(Stored dataset items)
────────────────────
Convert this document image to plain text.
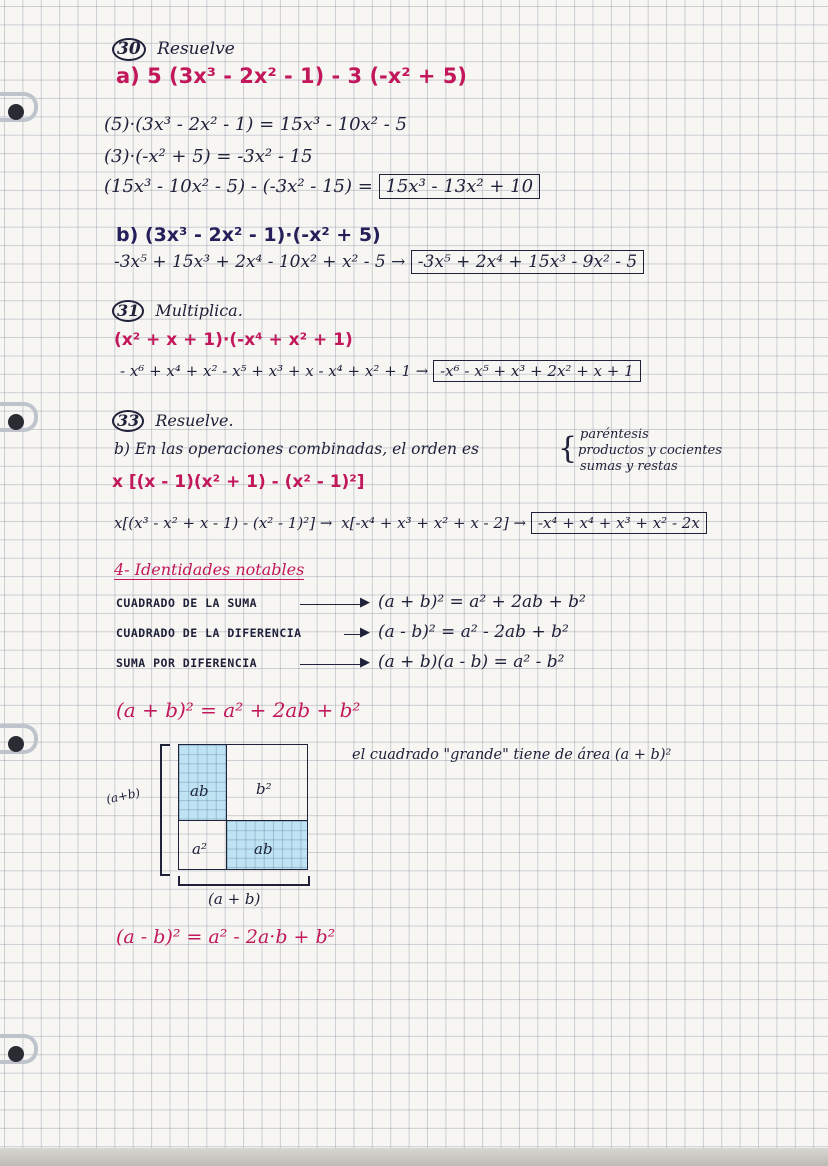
30 Resuelve
a) 5 (3x³ - 2x² - 1) - 3 (-x² + 5)
(5)·(3x³ - 2x² - 1) = 15x³ - 10x² - 5
(3)·(-x² + 5) = -3x² - 15
(15x³ - 10x² - 5) - (-3x² - 15) = 15x³ - 13x² + 10
b) (3x³ - 2x² - 1)·(-x² + 5)
-3x⁵ + 15x³ + 2x⁴ - 10x² + x² - 5 → -3x⁵ + 2x⁴ + 15x³ - 9x² - 5
31 Multiplica.
(x² + x + 1)·(-x⁴ + x² + 1)
- x⁶ + x⁴ + x² - x⁵ + x³ + x - x⁴ + x² + 1 → -x⁶ - x⁵ + x³ + 2x² + x + 1
33 Resuelve.
b) En las operaciones combinadas, el orden es	{ paréntesis
productos y cocientes
sumas y restas
x [(x - 1)(x² + 1) - (x² - 1)²]
x[(x³ - x² + x - 1) - (x² - 1)²] → x[-x⁴ + x³ + x² + x - 2] → -x⁴ + x⁴ + x³ + x² - 2x
4- Identidades notables
CUADRADO DE LA SUMA	▶ (a + b)² = a² + 2ab + b²
CUADRADO DE LA DIFERENCIA	▶ (a - b)² = a² - 2ab + b²
SUMA POR DIFERENCIA	▶ (a + b)(a - b) = a² - b²
(a + b)² = a² + 2ab + b²
el cuadrado "grande" tiene de área (a + b)²
(a+b)	ab	b²
a²	ab
(a + b)
(a - b)² = a² - 2a·b + b²
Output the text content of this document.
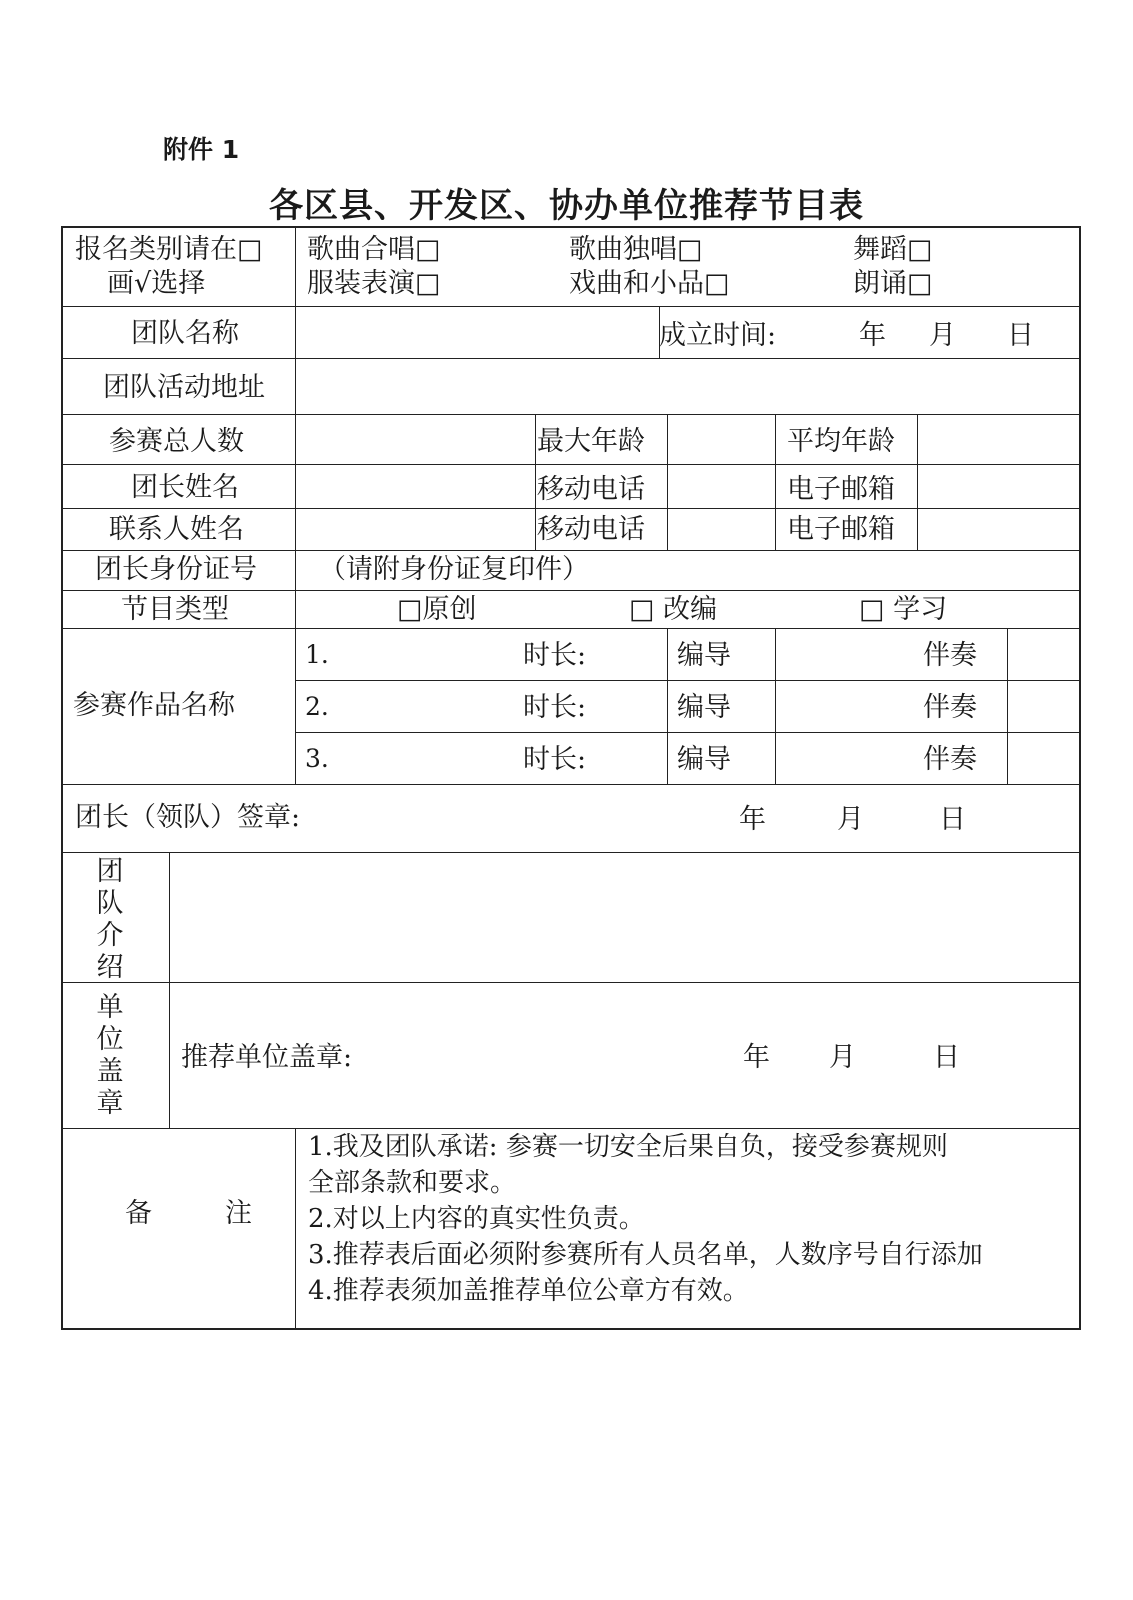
附件 1
各区县、开发区、协办单位推荐节目表
报名类别请在□
画√选择
歌曲合唱□	歌曲独唱□	舞蹈□
服装表演□	戏曲和小品□	朗诵□
团队名称	成立时间:	年 月 日
团队活动地址
参赛总人数	最大年龄	平均年龄
团长姓名	移动电话	电子邮箱
联系人姓名	移动电话	电子邮箱
团长身份证号 （请附身份证复印件）
节目类型	□原创	□ 改编	□ 学习
参赛作品名称
1.	时长:	编导	伴奏
2.	时长:	编导	伴奏
3.	时长:	编导	伴奏
团长（领队）签章:	年	月	日
团
队
介
绍
单
位
盖
章
推荐单位盖章:	年 月	日
备	注
1.我及团队承诺: 参赛一切安全后果自负，接受参赛规则
全部条款和要求。
2.对以上内容的真实性负责。
3.推荐表后面必须附参赛所有人员名单，人数序号自行添加
4.推荐表须加盖推荐单位公章方有效。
────────────────────
#### Written exercise:
The word "DIFERENCIA" may occur in lines of the records. Report how many such lines there are, giving only the number.

#### Response to the task:
2